[START RECORDS SUPPLIED]

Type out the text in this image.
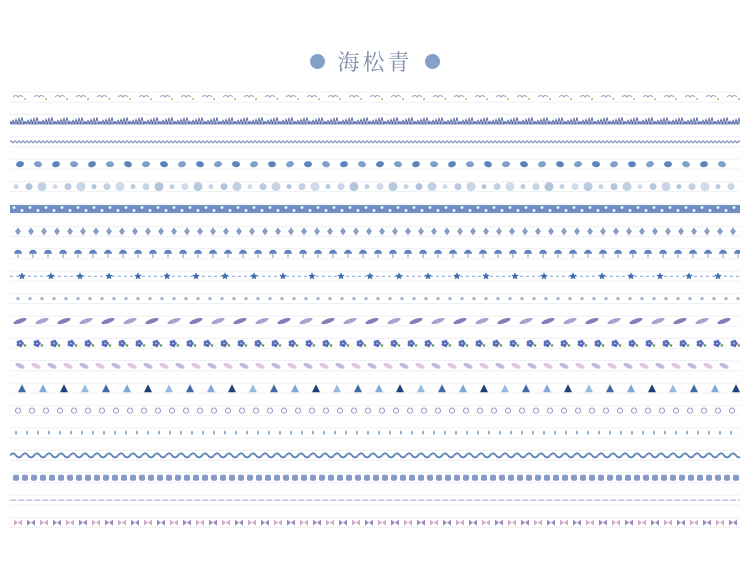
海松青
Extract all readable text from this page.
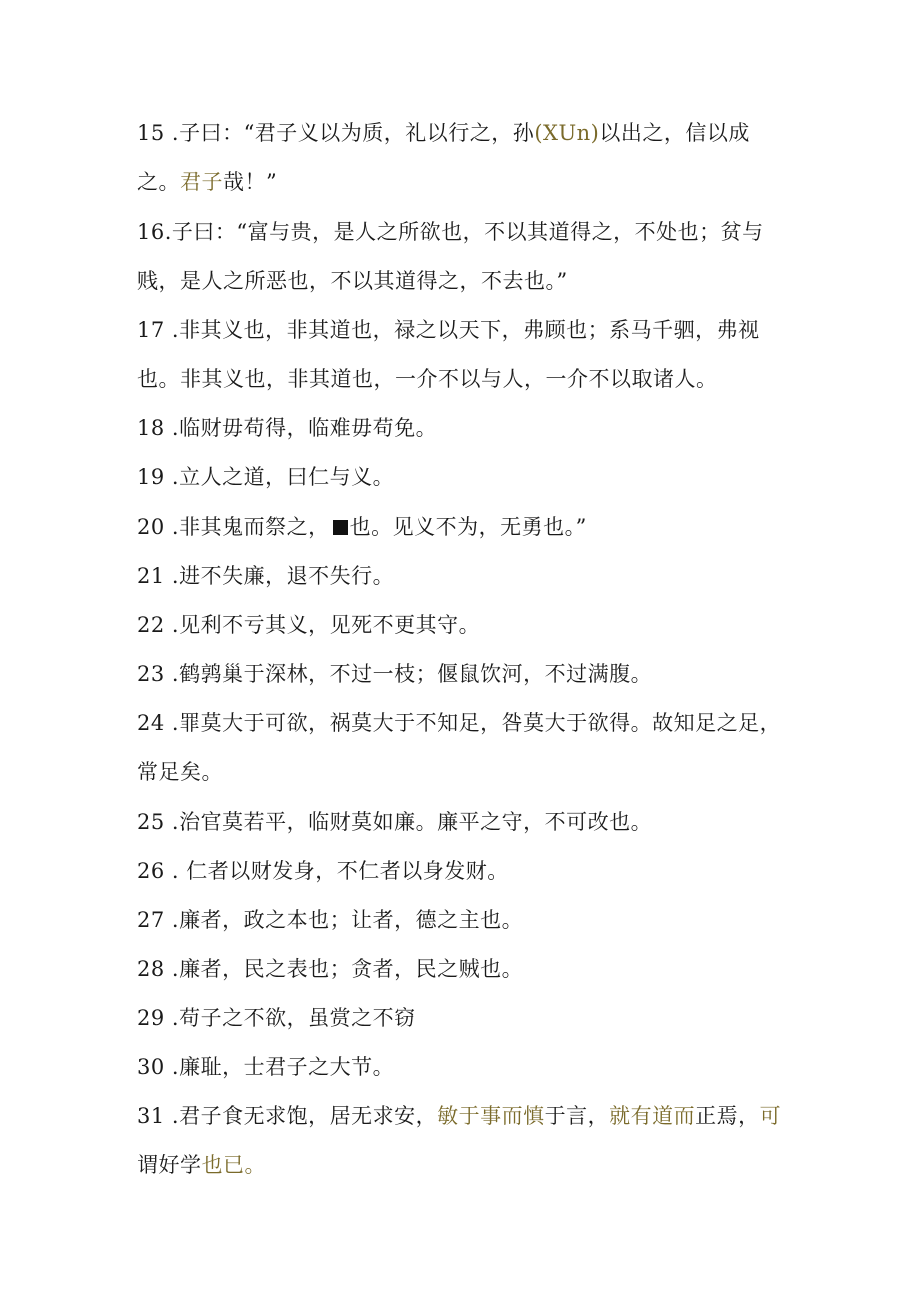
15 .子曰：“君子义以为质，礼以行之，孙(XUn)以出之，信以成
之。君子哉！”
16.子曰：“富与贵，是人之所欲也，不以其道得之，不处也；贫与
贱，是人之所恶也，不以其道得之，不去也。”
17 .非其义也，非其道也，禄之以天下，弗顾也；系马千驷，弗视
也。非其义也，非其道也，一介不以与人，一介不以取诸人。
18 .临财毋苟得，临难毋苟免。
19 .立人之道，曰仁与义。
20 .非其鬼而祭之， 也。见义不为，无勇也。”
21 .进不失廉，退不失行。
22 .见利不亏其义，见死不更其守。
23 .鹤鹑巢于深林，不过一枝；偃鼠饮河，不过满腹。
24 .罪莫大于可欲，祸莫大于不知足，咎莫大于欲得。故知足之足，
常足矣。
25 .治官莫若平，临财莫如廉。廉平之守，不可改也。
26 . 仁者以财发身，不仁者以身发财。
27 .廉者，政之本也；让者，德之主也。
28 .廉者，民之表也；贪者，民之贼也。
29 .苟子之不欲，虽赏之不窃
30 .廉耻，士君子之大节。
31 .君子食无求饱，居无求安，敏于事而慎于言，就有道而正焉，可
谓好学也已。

[END RECORDS SUPPLIED]

● **EXERCISE GOAL**:
Nothing in the entries above should change when they are printed again, except that the pictures are dropped.

● **ANSWER TO THIS EXERCISE**:
Type out the text in this image.
海松青
Extract all readable text from this page.
15 .子曰：“君子义以为质，礼以行之，孙(XUn)以出之，信以成
之。君子哉！”
16.子曰：“富与贵，是人之所欲也，不以其道得之，不处也；贫与
贱，是人之所恶也，不以其道得之，不去也。”
17 .非其义也，非其道也，禄之以天下，弗顾也；系马千驷，弗视
也。非其义也，非其道也，一介不以与人，一介不以取诸人。
18 .临财毋苟得，临难毋苟免。
19 .立人之道，曰仁与义。
20 .非其鬼而祭之， 也。见义不为，无勇也。”
21 .进不失廉，退不失行。
22 .见利不亏其义，见死不更其守。
23 .鹤鹑巢于深林，不过一枝；偃鼠饮河，不过满腹。
24 .罪莫大于可欲，祸莫大于不知足，咎莫大于欲得。故知足之足，
常足矣。
25 .治官莫若平，临财莫如廉。廉平之守，不可改也。
26 . 仁者以财发身，不仁者以身发财。
27 .廉者，政之本也；让者，德之主也。
28 .廉者，民之表也；贪者，民之贼也。
29 .苟子之不欲，虽赏之不窃
30 .廉耻，士君子之大节。
31 .君子食无求饱，居无求安，敏于事而慎于言，就有道而正焉，可
谓好学也已。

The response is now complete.